◆ **Material for the task**
— Start —
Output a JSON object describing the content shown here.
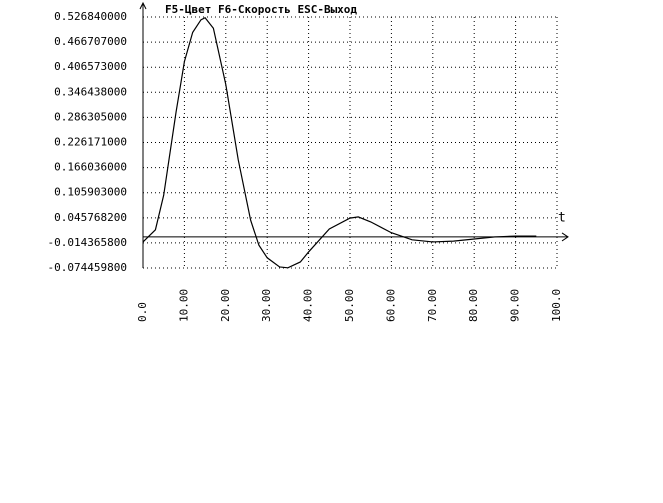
{
  "chart_data": {
    "type": "line",
    "title": "F5-Цвет  F6-Скорость  ESC-Выход",
    "x_label": "t",
    "x": [
      0,
      3,
      5,
      8,
      10,
      12,
      14,
      15,
      17,
      20,
      23,
      26,
      28,
      30,
      33,
      35,
      38,
      40,
      45,
      50,
      52,
      55,
      60,
      65,
      70,
      75,
      80,
      85,
      90,
      95
    ],
    "series": [
      {
        "color": "#000000",
        "values": [
          -0.012,
          0.017,
          0.1,
          0.3,
          0.42,
          0.49,
          0.52,
          0.525,
          0.5,
          0.365,
          0.185,
          0.04,
          -0.02,
          -0.05,
          -0.072,
          -0.074,
          -0.06,
          -0.036,
          0.019,
          0.045,
          0.048,
          0.036,
          0.01,
          -0.007,
          -0.012,
          -0.01,
          -0.005,
          0,
          0.002,
          0.002
        ]
      }
    ],
    "xlim": [
      0,
      100
    ],
    "ylim": [
      -0.0744598,
      0.52684
    ],
    "xticks": [
      {
        "value": 0,
        "label": "0.0"
      },
      {
        "value": 10,
        "label": "10.00"
      },
      {
        "value": 20,
        "label": "20.00"
      },
      {
        "value": 30,
        "label": "30.00"
      },
      {
        "value": 40,
        "label": "40.00"
      },
      {
        "value": 50,
        "label": "50.00"
      },
      {
        "value": 60,
        "label": "60.00"
      },
      {
        "value": 70,
        "label": "70.00"
      },
      {
        "value": 80,
        "label": "80.00"
      },
      {
        "value": 90,
        "label": "90.00"
      },
      {
        "value": 100,
        "label": "100.0"
      }
    ],
    "yticks": [
      {
        "value": 0.52684,
        "label": "0.526840000"
      },
      {
        "value": 0.466707,
        "label": "0.466707000"
      },
      {
        "value": 0.406573,
        "label": "0.406573000"
      },
      {
        "value": 0.346438,
        "label": "0.346438000"
      },
      {
        "value": 0.286305,
        "label": "0.286305000"
      },
      {
        "value": 0.226171,
        "label": "0.226171000"
      },
      {
        "value": 0.166036,
        "label": "0.166036000"
      },
      {
        "value": 0.105903,
        "label": "0.105903000"
      },
      {
        "value": 0.0457682,
        "label": "0.045768200"
      },
      {
        "value": -0.0143658,
        "label": "-0.014365800"
      },
      {
        "value": -0.0744598,
        "label": "-0.074459800"
      }
    ],
    "grid": true
  }
}
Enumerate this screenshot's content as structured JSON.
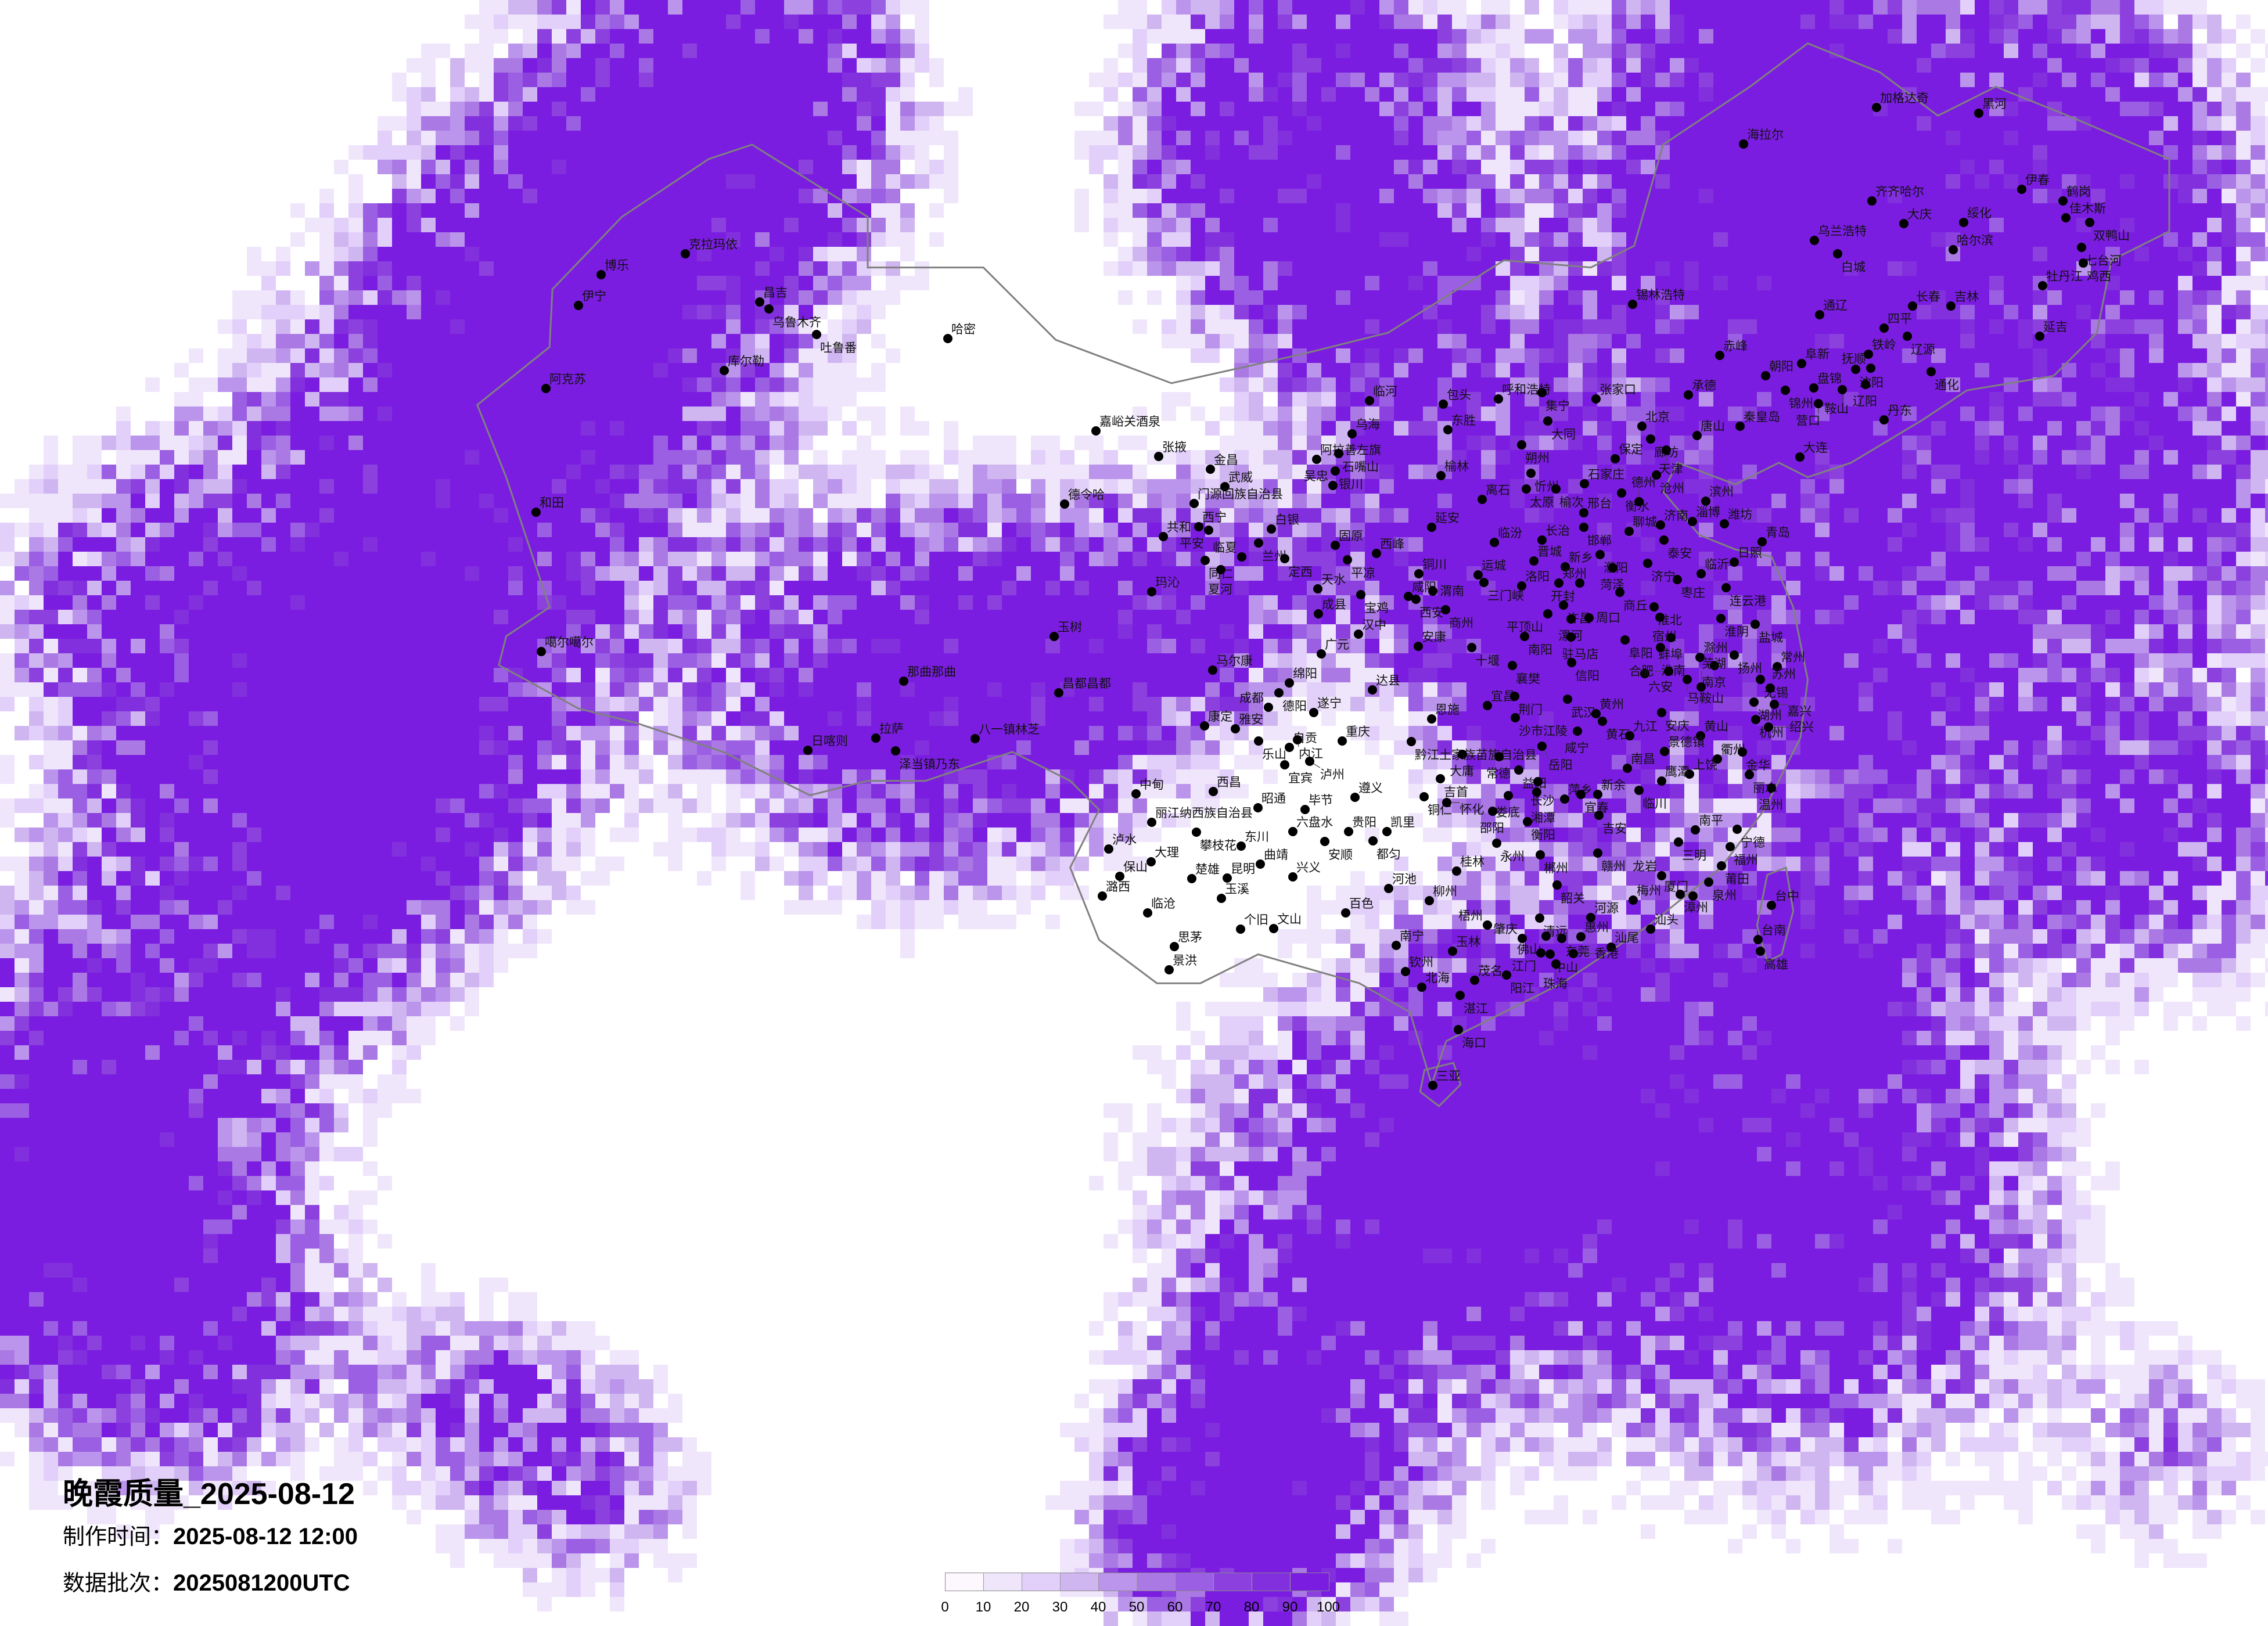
{
  "title": "晚霞质量_2025-08-12",
  "info": {
    "made_label": "制作时间：",
    "made_value": "2025-08-12 12:00",
    "batch_label": "数据批次：",
    "batch_value": "2025081200UTC"
  },
  "legend": {
    "ticks": [
      "0",
      "10",
      "20",
      "30",
      "40",
      "50",
      "60",
      "70",
      "80",
      "90",
      "100"
    ],
    "colors": [
      "#fdf8fd",
      "#f0e6fb",
      "#e2d0fa",
      "#d0b6f1",
      "#bb95eb",
      "#ab79e4",
      "#9b5fe4",
      "#8c41df",
      "#8230dd",
      "#7a1de0"
    ]
  },
  "border_color": "#808080",
  "cities": [
    "克拉玛依",
    "博乐",
    "伊宁",
    "昌吉",
    "乌鲁木齐",
    "吐鲁番",
    "哈密",
    "库尔勒",
    "阿克苏",
    "和田",
    "噶尔噶尔",
    "那曲那曲",
    "加格达奇",
    "黑河",
    "海拉尔",
    "齐齐哈尔",
    "大庆",
    "绥化",
    "伊春",
    "鹤岗",
    "佳木斯",
    "双鸭山",
    "七台河",
    "鸡西",
    "哈尔滨",
    "乌兰浩特",
    "白城",
    "牡丹江",
    "锡林浩特",
    "长春",
    "吉林",
    "通辽",
    "四平",
    "辽源",
    "延吉",
    "赤峰",
    "铁岭",
    "阜新",
    "沈阳",
    "抚顺",
    "朝阳",
    "通化",
    "辽阳",
    "锦州",
    "盘锦",
    "鞍山",
    "营口",
    "承德",
    "丹东",
    "北京",
    "廊坊",
    "唐山",
    "秦皇岛",
    "天津",
    "大连",
    "保定",
    "沧州",
    "临河",
    "包头",
    "呼和浩特",
    "集宁",
    "张家口",
    "大同",
    "乌海",
    "东胜",
    "朔州",
    "阿拉善左旗",
    "石嘴山",
    "银川",
    "吴忠",
    "榆林",
    "忻州",
    "太原",
    "榆次",
    "石家庄",
    "离石",
    "武威",
    "衡水",
    "德州",
    "滨州",
    "邢台",
    "邯郸",
    "延安",
    "白银",
    "兰州",
    "聊城",
    "济南",
    "淄博",
    "潍坊",
    "青岛",
    "泰安",
    "长治",
    "临汾",
    "固原",
    "平凉",
    "西峰",
    "临夏",
    "定西",
    "濮阳",
    "晋城",
    "新乡",
    "菏泽",
    "济宁",
    "日照",
    "临沂",
    "枣庄",
    "运城",
    "三门峡",
    "铜川",
    "洛阳",
    "郑州",
    "开封",
    "天水",
    "宝鸡",
    "咸阳",
    "西安",
    "渭南",
    "商丘",
    "连云港",
    "许昌",
    "商州",
    "成县",
    "平顶山",
    "漯河",
    "周口",
    "淮北",
    "宿州",
    "淮阴",
    "盐城",
    "汉中",
    "南阳",
    "驻马店",
    "阜阳",
    "安康",
    "十堰",
    "蚌埠",
    "淮南",
    "广元",
    "滁州",
    "信阳",
    "襄樊",
    "扬州",
    "六安",
    "合肥",
    "南京",
    "常州",
    "无锡",
    "苏州",
    "马鞍山",
    "芜湖",
    "湖州",
    "嘉兴",
    "昌都昌都",
    "绵阳",
    "德阳",
    "成都",
    "达县",
    "遂宁",
    "康定",
    "雅安",
    "乐山",
    "自贡",
    "内江",
    "重庆",
    "宜宾",
    "泸州",
    "恩施",
    "宜昌",
    "荆门",
    "沙市江陵",
    "武汉",
    "黄州",
    "黄石",
    "咸宁",
    "九江",
    "安庆",
    "黄山",
    "景德镇",
    "衢州",
    "金华",
    "杭州",
    "绍兴",
    "丽水",
    "温州",
    "黔江土家族苗族自治县",
    "大庸",
    "常德",
    "岳阳",
    "益阳",
    "长沙",
    "湘潭",
    "萍乡",
    "宜春",
    "新余",
    "南昌",
    "上饶",
    "鹰潭",
    "临川",
    "吉安",
    "吉首",
    "铜仁",
    "怀化",
    "娄底",
    "邵阳",
    "衡阳",
    "永州",
    "郴州",
    "赣州",
    "南平",
    "三明",
    "宁德",
    "福州",
    "莆田",
    "泉州",
    "厦门",
    "漳州",
    "龙岩",
    "梅州",
    "汕头",
    "汕尾",
    "河源",
    "韶关",
    "清远",
    "惠州",
    "东莞",
    "佛山",
    "肇庆",
    "江门",
    "中山",
    "香港",
    "珠海",
    "阳江",
    "茂名",
    "湛江",
    "海口",
    "三亚",
    "北海",
    "钦州",
    "南宁",
    "玉林",
    "梧州",
    "柳州",
    "桂林",
    "河池",
    "百色",
    "贵阳",
    "遵义",
    "毕节",
    "六盘水",
    "安顺",
    "都匀",
    "凯里",
    "昭通",
    "兴义",
    "曲靖",
    "东川",
    "昆明",
    "楚雄",
    "玉溪",
    "个旧",
    "文山",
    "思茅",
    "景洪",
    "临沧",
    "潞西",
    "保山",
    "大理",
    "泸水",
    "中甸",
    "丽江纳西族自治县",
    "攀枝花",
    "西昌",
    "台中",
    "台南",
    "高雄",
    "嘉峪关酒泉",
    "张掖",
    "金昌",
    "门源回族自治县",
    "德令哈",
    "西宁",
    "平安",
    "共和",
    "同仁",
    "夏河",
    "玛沁",
    "玉树",
    "马尔康",
    "拉萨",
    "日喀则",
    "泽当镇乃东",
    "八一镇林芝"
  ]
}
— End —
◆ **Your objective**
Select and copy every line of the listing with the word "title".

◆ **The result**
    "title": "F5-Цвет  F6-Скорость  ESC-Выход",
  "title": "晚霞质量_2025-08-12",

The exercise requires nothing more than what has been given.